(Stored items from a collection)
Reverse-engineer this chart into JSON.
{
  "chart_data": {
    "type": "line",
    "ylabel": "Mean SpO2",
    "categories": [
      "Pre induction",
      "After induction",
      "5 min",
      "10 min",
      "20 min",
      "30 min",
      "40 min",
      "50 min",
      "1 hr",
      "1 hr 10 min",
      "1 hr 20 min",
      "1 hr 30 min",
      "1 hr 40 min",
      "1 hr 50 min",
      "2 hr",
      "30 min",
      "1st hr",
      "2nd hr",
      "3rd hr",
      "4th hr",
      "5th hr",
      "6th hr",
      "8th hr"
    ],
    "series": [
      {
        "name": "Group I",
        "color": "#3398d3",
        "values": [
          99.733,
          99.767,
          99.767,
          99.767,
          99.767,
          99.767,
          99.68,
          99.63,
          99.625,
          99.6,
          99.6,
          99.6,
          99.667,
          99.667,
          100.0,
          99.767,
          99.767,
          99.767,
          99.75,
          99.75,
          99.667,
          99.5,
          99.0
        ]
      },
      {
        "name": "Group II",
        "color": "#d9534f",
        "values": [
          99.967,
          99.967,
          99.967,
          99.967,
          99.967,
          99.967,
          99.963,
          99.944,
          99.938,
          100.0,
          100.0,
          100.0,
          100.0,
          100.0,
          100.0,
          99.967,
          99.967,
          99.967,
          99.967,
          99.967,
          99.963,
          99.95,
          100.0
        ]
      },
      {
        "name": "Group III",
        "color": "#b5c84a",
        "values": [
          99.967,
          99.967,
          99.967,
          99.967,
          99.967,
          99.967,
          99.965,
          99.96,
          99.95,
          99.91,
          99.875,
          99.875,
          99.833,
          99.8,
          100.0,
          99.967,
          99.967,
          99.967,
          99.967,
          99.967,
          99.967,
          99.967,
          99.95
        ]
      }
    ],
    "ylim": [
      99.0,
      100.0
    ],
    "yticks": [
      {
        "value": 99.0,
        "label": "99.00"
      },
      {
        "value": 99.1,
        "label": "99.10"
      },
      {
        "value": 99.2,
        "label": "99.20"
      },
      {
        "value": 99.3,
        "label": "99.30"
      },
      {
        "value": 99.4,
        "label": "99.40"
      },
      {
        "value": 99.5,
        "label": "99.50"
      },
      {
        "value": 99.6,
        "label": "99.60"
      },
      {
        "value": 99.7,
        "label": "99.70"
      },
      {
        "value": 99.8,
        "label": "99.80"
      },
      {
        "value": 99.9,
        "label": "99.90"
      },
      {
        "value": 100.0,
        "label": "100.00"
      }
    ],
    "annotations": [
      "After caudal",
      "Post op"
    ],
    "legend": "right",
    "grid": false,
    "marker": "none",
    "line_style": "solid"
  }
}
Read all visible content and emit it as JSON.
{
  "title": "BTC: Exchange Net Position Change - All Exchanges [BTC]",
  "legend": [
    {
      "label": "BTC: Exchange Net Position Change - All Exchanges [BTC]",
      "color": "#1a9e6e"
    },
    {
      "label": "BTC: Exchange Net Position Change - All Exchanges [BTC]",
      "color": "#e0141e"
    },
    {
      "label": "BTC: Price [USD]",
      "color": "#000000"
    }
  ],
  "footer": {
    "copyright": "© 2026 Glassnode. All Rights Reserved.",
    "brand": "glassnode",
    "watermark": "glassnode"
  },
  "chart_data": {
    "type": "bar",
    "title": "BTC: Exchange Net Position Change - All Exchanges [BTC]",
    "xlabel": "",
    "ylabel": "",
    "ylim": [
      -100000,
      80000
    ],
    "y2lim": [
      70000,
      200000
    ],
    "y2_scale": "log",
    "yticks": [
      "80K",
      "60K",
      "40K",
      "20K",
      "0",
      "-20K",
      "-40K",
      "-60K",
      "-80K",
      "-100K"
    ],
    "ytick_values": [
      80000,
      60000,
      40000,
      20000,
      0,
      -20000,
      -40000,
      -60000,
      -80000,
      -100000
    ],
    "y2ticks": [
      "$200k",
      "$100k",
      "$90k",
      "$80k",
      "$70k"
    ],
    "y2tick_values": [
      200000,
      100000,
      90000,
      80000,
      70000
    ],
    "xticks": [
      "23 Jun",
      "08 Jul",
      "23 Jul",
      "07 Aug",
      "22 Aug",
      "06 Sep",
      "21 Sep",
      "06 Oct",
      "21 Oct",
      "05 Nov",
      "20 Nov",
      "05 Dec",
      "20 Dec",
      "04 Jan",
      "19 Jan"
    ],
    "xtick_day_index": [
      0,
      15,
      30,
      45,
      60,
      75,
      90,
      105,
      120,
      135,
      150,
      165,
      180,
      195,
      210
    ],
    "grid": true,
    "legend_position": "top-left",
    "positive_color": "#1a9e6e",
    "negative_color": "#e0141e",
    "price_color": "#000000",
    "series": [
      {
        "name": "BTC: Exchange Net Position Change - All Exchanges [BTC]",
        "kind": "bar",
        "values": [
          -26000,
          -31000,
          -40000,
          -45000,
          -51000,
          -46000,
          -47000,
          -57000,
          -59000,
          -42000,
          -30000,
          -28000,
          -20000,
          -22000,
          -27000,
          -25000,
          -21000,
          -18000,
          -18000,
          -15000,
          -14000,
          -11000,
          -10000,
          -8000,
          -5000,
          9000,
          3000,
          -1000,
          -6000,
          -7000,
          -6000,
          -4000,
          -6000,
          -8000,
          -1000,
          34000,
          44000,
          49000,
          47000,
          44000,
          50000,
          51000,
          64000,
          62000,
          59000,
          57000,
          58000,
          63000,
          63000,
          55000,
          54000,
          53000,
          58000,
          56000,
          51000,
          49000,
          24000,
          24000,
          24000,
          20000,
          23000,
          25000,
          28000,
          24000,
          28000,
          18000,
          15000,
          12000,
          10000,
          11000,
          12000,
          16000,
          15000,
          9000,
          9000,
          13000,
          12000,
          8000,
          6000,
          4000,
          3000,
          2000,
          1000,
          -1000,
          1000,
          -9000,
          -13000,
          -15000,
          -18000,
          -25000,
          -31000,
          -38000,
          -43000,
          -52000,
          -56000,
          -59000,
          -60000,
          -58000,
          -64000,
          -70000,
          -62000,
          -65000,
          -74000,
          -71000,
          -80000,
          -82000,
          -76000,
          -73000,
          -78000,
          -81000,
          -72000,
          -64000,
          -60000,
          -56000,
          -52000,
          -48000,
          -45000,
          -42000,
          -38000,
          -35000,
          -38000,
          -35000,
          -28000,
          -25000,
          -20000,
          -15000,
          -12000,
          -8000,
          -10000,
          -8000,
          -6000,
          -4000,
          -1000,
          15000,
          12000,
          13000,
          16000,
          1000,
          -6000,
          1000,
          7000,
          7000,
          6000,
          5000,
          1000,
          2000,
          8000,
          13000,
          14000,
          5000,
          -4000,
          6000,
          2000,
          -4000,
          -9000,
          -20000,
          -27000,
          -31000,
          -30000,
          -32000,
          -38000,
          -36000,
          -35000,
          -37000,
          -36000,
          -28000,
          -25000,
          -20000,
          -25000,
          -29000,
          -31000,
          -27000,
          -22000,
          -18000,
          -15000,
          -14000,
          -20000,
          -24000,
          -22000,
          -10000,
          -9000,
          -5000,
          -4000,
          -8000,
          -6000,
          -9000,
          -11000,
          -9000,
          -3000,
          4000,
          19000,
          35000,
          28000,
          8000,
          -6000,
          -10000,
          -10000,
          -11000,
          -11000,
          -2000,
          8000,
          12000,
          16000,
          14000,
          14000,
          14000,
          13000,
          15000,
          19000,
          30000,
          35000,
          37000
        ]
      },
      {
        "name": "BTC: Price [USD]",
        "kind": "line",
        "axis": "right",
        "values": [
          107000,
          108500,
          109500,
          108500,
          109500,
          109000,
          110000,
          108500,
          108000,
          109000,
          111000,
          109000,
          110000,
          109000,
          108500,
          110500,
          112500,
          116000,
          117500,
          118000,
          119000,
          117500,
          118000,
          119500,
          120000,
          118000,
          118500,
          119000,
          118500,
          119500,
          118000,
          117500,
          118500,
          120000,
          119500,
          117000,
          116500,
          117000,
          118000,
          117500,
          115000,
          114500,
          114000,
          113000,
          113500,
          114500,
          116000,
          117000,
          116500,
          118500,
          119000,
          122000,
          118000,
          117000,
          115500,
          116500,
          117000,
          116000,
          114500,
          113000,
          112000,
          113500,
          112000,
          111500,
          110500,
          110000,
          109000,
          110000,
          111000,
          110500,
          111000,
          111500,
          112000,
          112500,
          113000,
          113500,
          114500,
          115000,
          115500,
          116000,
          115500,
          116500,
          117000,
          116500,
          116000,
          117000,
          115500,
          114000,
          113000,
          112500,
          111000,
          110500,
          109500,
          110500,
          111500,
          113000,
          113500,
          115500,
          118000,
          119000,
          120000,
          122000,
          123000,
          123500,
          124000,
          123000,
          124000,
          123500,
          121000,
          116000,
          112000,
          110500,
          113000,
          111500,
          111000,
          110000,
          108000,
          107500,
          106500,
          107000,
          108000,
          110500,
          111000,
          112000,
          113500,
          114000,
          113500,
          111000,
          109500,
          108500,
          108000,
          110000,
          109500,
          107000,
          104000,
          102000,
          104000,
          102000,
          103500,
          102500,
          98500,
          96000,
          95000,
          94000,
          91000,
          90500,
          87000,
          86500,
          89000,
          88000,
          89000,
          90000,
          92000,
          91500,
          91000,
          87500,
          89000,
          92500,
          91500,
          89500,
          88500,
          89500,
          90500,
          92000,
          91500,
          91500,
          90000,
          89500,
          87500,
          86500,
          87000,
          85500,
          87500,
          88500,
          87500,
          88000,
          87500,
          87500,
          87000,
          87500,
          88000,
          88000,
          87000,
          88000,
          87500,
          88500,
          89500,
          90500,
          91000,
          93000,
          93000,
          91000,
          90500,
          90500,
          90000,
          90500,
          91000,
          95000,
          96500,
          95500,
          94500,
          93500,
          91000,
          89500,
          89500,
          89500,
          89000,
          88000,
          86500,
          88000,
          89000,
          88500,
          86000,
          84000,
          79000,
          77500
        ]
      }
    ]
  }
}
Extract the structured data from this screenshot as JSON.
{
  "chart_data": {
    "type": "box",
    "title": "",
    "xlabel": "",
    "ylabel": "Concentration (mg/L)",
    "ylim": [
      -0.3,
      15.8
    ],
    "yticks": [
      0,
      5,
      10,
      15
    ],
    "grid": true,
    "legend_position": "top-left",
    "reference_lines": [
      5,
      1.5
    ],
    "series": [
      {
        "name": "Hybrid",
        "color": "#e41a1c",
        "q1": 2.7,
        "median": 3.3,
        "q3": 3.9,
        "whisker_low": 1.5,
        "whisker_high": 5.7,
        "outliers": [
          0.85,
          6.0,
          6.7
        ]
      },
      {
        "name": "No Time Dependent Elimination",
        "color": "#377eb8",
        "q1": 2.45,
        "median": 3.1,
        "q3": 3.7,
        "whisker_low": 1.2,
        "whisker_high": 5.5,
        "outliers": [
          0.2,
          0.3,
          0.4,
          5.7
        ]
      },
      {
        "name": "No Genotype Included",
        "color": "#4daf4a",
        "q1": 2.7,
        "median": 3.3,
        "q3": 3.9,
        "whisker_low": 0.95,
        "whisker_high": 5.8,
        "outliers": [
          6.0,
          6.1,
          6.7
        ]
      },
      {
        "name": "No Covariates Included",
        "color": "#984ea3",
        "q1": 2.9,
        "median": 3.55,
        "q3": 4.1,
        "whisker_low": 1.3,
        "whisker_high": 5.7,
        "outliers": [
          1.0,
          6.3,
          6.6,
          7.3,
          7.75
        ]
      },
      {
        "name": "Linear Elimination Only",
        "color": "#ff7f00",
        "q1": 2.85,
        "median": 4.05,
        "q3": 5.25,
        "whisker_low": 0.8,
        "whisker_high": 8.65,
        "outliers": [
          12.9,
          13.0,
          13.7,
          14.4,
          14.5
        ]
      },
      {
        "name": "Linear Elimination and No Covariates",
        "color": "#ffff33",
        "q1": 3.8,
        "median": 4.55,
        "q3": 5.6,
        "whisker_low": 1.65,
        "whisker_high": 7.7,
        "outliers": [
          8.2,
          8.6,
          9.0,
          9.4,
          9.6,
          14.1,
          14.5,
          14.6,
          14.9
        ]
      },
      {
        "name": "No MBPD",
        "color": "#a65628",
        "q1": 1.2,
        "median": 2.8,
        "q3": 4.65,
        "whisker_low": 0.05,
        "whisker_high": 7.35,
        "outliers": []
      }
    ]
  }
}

Written task: Using the entries above, tally how many lines have the word "Exchanges" in them; write the number and nothing more.

Response to the task: 5